The exercise >>
Omit the pictures from the entries below and retype everything else exactly.

------------------------------------------------------------

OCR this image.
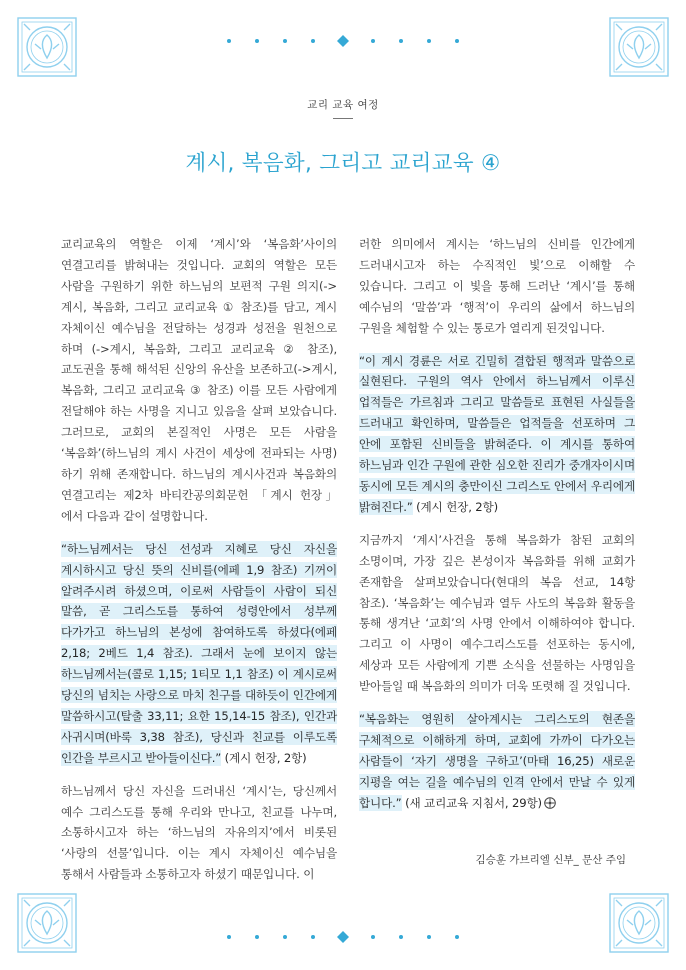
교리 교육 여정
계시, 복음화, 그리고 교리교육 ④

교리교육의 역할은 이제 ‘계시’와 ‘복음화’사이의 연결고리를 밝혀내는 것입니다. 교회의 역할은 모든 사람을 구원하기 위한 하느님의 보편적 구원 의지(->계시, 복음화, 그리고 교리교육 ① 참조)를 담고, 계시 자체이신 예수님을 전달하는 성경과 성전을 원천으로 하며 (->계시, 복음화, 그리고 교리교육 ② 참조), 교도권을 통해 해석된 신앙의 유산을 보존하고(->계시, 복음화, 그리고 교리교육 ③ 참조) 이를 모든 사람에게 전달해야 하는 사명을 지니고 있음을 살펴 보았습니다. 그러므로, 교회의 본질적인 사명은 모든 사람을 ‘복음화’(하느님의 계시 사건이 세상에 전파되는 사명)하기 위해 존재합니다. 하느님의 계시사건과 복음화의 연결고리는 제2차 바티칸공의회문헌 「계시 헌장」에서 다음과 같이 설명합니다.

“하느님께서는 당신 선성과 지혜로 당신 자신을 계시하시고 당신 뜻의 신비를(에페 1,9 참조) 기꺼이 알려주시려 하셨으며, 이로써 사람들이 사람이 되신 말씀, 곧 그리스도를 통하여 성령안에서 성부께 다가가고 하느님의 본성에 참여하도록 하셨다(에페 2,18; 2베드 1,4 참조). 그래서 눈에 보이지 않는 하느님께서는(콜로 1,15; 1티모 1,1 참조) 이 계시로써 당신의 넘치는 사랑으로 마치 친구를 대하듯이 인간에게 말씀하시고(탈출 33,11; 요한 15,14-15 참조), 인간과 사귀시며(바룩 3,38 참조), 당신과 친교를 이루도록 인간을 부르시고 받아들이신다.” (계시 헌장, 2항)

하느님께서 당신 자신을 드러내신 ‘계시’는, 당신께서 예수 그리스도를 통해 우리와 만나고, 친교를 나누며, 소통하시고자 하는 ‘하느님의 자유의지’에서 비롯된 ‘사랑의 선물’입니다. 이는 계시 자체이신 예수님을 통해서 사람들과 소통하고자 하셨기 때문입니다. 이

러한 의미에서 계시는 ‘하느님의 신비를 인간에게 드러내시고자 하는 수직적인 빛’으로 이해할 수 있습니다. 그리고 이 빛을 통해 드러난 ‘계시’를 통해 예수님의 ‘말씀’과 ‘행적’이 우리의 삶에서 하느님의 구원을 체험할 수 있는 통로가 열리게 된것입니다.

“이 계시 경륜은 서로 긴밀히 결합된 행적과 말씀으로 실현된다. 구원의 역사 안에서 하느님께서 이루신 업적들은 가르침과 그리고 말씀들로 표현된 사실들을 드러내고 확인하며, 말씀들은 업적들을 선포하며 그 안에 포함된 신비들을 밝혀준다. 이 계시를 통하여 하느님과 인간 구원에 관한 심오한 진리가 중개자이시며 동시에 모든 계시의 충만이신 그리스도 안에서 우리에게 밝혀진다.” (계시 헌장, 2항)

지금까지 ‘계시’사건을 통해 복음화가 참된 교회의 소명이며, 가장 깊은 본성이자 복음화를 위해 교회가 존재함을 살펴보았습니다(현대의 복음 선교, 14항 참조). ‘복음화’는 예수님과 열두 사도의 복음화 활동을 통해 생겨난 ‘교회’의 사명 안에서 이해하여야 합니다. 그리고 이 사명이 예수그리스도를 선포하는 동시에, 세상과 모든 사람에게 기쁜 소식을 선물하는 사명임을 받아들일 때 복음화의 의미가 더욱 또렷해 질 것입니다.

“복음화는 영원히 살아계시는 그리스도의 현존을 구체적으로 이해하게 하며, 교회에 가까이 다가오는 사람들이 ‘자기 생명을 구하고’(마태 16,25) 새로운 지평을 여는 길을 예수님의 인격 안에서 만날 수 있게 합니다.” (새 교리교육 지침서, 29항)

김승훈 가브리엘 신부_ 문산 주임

------------------------------------------------------------

Task answer >>
OCR this image.
교리 교육 여정
계시, 복음화, 그리고 교리교육 ④

교리교육의 역할은 이제 ‘계시’와 ‘복음화’사이의 연결고리를 밝혀내는 것입니다. 교회의 역할은 모든 사람을 구원하기 위한 하느님의 보편적 구원 의지(->계시, 복음화, 그리고 교리교육 ① 참조)를 담고, 계시 자체이신 예수님을 전달하는 성경과 성전을 원천으로 하며 (->계시, 복음화, 그리고 교리교육 ② 참조), 교도권을 통해 해석된 신앙의 유산을 보존하고(->계시, 복음화, 그리고 교리교육 ③ 참조) 이를 모든 사람에게 전달해야 하는 사명을 지니고 있음을 살펴 보았습니다. 그러므로, 교회의 본질적인 사명은 모든 사람을 ‘복음화’(하느님의 계시 사건이 세상에 전파되는 사명)하기 위해 존재합니다. 하느님의 계시사건과 복음화의 연결고리는 제2차 바티칸공의회문헌 「계시 헌장」에서 다음과 같이 설명합니다.

“하느님께서는 당신 선성과 지혜로 당신 자신을 계시하시고 당신 뜻의 신비를(에페 1,9 참조) 기꺼이 알려주시려 하셨으며, 이로써 사람들이 사람이 되신 말씀, 곧 그리스도를 통하여 성령안에서 성부께 다가가고 하느님의 본성에 참여하도록 하셨다(에페 2,18; 2베드 1,4 참조). 그래서 눈에 보이지 않는 하느님께서는(콜로 1,15; 1티모 1,1 참조) 이 계시로써 당신의 넘치는 사랑으로 마치 친구를 대하듯이 인간에게 말씀하시고(탈출 33,11; 요한 15,14-15 참조), 인간과 사귀시며(바룩 3,38 참조), 당신과 친교를 이루도록 인간을 부르시고 받아들이신다.” (계시 헌장, 2항)

하느님께서 당신 자신을 드러내신 ‘계시’는, 당신께서 예수 그리스도를 통해 우리와 만나고, 친교를 나누며, 소통하시고자 하는 ‘하느님의 자유의지’에서 비롯된 ‘사랑의 선물’입니다. 이는 계시 자체이신 예수님을 통해서 사람들과 소통하고자 하셨기 때문입니다. 이

러한 의미에서 계시는 ‘하느님의 신비를 인간에게 드러내시고자 하는 수직적인 빛’으로 이해할 수 있습니다. 그리고 이 빛을 통해 드러난 ‘계시’를 통해 예수님의 ‘말씀’과 ‘행적’이 우리의 삶에서 하느님의 구원을 체험할 수 있는 통로가 열리게 된것입니다.

“이 계시 경륜은 서로 긴밀히 결합된 행적과 말씀으로 실현된다. 구원의 역사 안에서 하느님께서 이루신 업적들은 가르침과 그리고 말씀들로 표현된 사실들을 드러내고 확인하며, 말씀들은 업적들을 선포하며 그 안에 포함된 신비들을 밝혀준다. 이 계시를 통하여 하느님과 인간 구원에 관한 심오한 진리가 중개자이시며 동시에 모든 계시의 충만이신 그리스도 안에서 우리에게 밝혀진다.” (계시 헌장, 2항)

지금까지 ‘계시’사건을 통해 복음화가 참된 교회의 소명이며, 가장 깊은 본성이자 복음화를 위해 교회가 존재함을 살펴보았습니다(현대의 복음 선교, 14항 참조). ‘복음화’는 예수님과 열두 사도의 복음화 활동을 통해 생겨난 ‘교회’의 사명 안에서 이해하여야 합니다. 그리고 이 사명이 예수그리스도를 선포하는 동시에, 세상과 모든 사람에게 기쁜 소식을 선물하는 사명임을 받아들일 때 복음화의 의미가 더욱 또렷해 질 것입니다.

“복음화는 영원히 살아계시는 그리스도의 현존을 구체적으로 이해하게 하며, 교회에 가까이 다가오는 사람들이 ‘자기 생명을 구하고’(마태 16,25) 새로운 지평을 여는 길을 예수님의 인격 안에서 만날 수 있게 합니다.” (새 교리교육 지침서, 29항)

김승훈 가브리엘 신부_ 문산 주임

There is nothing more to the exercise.